(Figure contents as structured data)
-- -- --

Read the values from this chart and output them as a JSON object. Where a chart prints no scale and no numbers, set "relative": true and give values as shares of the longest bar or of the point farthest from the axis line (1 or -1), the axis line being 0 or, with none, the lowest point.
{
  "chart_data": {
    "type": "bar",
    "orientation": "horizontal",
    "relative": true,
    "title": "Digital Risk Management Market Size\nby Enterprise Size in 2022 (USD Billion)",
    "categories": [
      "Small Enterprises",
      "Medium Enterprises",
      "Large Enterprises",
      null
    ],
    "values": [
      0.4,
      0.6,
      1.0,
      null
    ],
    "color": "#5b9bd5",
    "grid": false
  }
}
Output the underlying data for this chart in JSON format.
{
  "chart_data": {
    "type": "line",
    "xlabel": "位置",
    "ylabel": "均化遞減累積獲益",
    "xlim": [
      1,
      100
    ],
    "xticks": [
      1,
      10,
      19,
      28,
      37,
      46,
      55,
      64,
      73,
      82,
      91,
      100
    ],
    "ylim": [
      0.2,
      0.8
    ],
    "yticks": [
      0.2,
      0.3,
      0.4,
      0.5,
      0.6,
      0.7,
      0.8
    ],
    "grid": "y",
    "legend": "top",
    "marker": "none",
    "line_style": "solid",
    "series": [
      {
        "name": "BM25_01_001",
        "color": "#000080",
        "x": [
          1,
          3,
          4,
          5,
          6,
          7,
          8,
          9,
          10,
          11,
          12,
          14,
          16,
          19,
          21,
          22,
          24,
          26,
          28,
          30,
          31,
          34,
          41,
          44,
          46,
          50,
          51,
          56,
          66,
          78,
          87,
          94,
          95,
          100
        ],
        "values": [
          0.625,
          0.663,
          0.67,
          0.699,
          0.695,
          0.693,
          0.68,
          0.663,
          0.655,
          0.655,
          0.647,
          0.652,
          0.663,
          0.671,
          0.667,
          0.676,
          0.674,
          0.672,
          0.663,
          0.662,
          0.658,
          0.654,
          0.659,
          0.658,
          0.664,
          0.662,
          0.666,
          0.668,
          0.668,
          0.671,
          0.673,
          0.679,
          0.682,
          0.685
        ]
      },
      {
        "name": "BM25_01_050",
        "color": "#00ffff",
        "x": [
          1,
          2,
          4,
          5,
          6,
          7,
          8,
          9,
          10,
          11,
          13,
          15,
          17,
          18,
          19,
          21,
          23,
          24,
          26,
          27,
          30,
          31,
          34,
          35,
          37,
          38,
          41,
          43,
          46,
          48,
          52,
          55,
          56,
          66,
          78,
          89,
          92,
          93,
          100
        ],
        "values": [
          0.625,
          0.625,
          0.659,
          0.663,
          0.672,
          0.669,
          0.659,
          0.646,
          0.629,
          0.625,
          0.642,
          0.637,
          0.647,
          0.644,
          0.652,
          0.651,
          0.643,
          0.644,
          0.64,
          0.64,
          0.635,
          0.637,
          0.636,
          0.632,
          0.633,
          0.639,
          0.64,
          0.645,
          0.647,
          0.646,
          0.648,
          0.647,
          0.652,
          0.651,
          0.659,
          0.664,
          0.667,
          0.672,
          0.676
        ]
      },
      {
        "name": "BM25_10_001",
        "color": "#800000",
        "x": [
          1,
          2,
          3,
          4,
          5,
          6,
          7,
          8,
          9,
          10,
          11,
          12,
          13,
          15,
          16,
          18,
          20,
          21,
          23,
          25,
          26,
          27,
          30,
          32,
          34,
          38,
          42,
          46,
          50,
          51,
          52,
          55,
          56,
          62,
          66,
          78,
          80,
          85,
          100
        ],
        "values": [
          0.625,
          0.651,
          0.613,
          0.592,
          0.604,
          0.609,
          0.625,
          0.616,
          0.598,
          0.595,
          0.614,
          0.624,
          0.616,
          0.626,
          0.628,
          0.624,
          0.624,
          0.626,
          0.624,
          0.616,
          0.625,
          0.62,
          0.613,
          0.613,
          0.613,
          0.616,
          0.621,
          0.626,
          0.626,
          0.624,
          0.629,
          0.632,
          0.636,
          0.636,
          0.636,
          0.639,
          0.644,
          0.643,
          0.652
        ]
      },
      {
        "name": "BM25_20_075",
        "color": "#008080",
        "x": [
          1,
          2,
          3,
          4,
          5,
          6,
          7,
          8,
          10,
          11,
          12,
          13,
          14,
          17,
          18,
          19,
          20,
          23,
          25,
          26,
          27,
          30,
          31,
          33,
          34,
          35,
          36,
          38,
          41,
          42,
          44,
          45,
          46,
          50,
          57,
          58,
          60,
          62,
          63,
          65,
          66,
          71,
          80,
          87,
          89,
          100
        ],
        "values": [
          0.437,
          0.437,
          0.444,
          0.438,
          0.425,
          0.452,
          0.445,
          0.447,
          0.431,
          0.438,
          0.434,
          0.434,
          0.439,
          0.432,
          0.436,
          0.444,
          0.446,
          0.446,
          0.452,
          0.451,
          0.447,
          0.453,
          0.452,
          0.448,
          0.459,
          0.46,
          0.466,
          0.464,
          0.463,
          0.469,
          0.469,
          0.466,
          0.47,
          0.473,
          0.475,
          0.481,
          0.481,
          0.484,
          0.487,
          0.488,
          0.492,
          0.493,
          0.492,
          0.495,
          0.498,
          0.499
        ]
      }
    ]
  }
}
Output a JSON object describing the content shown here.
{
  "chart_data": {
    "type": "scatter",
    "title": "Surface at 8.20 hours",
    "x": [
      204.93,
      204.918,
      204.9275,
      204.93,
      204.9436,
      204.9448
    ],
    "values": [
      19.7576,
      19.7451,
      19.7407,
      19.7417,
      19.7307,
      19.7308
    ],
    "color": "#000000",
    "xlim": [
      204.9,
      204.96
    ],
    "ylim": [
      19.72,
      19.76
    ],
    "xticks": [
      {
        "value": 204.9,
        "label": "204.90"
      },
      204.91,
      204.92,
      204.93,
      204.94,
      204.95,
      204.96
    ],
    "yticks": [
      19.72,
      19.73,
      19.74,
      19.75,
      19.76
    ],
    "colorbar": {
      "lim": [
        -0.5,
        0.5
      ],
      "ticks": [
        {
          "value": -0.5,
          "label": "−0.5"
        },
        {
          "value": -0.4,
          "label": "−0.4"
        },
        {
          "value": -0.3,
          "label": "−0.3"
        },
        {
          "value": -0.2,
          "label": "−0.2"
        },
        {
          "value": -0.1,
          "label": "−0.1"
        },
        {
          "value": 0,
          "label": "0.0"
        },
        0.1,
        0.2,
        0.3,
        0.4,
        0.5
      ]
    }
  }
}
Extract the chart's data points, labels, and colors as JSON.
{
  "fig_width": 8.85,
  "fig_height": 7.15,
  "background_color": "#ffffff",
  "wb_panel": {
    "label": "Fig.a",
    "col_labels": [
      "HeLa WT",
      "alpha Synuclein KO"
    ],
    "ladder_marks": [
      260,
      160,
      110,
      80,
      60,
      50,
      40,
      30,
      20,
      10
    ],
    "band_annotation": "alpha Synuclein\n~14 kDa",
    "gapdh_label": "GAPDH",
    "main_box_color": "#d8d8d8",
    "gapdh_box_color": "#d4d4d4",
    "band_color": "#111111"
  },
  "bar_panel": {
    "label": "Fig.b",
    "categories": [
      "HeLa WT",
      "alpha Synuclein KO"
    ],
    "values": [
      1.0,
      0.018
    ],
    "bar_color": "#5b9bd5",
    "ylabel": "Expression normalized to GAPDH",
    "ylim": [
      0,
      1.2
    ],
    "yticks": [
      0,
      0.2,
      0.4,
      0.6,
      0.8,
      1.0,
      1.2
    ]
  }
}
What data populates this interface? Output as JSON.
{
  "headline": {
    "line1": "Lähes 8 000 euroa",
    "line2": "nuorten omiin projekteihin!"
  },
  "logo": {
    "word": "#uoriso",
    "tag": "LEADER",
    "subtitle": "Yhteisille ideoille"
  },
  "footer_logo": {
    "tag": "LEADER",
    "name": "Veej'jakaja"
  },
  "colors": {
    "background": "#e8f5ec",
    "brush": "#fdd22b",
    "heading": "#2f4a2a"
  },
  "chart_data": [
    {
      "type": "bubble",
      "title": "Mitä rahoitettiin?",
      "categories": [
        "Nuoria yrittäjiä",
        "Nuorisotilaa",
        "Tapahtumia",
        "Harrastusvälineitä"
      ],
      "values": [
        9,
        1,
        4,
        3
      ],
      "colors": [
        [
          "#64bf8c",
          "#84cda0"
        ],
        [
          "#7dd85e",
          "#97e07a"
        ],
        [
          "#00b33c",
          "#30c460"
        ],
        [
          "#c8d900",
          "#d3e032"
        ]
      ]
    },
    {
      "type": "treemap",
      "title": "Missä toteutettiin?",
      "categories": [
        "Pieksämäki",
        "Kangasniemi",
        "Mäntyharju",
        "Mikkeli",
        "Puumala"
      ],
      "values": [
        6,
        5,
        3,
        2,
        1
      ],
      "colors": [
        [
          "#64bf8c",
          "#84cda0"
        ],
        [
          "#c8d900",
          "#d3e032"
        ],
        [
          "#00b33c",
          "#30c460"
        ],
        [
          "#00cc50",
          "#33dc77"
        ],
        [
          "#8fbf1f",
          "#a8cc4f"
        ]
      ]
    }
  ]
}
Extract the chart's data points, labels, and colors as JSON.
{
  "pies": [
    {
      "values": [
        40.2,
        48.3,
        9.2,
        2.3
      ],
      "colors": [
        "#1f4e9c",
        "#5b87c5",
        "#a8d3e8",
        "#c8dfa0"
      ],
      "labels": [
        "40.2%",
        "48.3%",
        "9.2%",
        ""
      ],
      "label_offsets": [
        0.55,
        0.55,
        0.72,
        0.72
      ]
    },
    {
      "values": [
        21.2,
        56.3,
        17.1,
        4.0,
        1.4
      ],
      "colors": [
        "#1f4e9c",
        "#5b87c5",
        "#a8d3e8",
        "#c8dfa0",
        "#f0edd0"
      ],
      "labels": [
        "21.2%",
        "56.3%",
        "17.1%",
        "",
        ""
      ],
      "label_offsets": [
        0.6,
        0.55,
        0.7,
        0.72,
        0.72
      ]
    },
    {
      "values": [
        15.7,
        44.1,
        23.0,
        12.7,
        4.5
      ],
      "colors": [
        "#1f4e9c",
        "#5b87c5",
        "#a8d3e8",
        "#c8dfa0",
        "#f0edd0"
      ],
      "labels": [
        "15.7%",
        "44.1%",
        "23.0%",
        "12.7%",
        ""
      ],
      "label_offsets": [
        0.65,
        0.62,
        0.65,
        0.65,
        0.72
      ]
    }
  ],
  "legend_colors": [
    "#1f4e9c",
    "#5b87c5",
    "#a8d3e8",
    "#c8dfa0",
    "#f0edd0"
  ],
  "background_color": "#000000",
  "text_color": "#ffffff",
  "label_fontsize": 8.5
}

-- -- --

# EXERCISE REQUIREMENTS
Copy every line that contains the string "none".

# EXERCISE RESPONSE
Read the values from this chart and output them as a JSON object. Where a chart prints no scale and no numbers, set "relative": true and give values as shares of the longest bar or of the point farthest from the axis line (1 or -1), the axis line being 0 or, with none, the lowest point.
    "marker": "none",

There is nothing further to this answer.